- **GIVEN PROBLEM**: Report how many lines hold the word "title"; answer with the number alone.

--- Begin RAW RECORDS ---

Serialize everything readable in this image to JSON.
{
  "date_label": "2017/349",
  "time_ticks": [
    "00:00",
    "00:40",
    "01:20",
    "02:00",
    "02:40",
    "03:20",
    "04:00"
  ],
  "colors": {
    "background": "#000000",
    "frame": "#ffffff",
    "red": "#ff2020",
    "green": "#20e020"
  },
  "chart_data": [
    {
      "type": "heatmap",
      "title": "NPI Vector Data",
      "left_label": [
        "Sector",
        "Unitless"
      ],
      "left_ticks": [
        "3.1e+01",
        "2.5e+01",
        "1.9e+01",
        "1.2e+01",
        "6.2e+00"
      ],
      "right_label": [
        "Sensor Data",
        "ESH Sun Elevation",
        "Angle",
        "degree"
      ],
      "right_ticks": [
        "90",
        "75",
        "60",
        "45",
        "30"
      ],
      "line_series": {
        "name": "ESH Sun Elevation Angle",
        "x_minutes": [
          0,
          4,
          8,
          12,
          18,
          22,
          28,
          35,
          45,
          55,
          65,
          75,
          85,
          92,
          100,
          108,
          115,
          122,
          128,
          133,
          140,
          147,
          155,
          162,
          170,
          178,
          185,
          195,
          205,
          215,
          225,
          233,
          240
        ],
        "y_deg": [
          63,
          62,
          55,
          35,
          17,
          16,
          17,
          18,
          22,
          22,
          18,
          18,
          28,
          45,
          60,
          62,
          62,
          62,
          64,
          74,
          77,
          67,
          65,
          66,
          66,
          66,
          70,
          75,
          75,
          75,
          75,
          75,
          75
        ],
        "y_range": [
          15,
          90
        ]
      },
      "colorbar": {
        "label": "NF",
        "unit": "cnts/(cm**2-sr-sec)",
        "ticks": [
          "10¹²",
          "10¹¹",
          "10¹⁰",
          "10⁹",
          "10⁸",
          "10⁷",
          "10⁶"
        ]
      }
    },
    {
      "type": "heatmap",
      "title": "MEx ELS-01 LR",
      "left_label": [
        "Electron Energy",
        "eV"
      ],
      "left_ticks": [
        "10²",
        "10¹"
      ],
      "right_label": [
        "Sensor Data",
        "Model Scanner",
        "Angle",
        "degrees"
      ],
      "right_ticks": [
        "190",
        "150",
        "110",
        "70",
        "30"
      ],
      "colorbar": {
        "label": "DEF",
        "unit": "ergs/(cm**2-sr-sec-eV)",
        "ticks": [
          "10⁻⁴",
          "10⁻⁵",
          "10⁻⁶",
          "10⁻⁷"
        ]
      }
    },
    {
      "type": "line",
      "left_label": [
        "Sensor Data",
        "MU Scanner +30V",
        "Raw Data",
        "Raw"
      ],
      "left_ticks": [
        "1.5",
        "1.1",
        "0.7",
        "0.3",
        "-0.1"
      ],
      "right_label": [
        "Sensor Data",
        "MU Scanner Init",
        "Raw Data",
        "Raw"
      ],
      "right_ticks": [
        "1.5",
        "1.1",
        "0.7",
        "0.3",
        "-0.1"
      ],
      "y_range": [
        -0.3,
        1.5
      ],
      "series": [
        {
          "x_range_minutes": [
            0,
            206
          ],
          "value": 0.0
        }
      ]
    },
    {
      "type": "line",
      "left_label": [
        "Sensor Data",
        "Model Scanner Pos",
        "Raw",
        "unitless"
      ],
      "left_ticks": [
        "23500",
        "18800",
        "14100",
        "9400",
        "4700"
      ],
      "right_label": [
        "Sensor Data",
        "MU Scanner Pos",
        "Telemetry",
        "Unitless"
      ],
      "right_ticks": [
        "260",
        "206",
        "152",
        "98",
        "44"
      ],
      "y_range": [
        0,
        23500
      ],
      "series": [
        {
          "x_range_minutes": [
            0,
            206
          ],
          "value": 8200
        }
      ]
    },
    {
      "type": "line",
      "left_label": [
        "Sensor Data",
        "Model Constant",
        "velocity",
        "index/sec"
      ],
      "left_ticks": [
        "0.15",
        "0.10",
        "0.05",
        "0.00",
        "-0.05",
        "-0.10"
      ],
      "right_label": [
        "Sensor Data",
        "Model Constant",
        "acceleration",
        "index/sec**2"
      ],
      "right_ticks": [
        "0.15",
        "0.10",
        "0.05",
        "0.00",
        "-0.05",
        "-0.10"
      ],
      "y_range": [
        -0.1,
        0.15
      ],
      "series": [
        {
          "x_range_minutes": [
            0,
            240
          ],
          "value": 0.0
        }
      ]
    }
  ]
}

--- End RAW RECORDS ---

- **TASK RESPONSE**: 2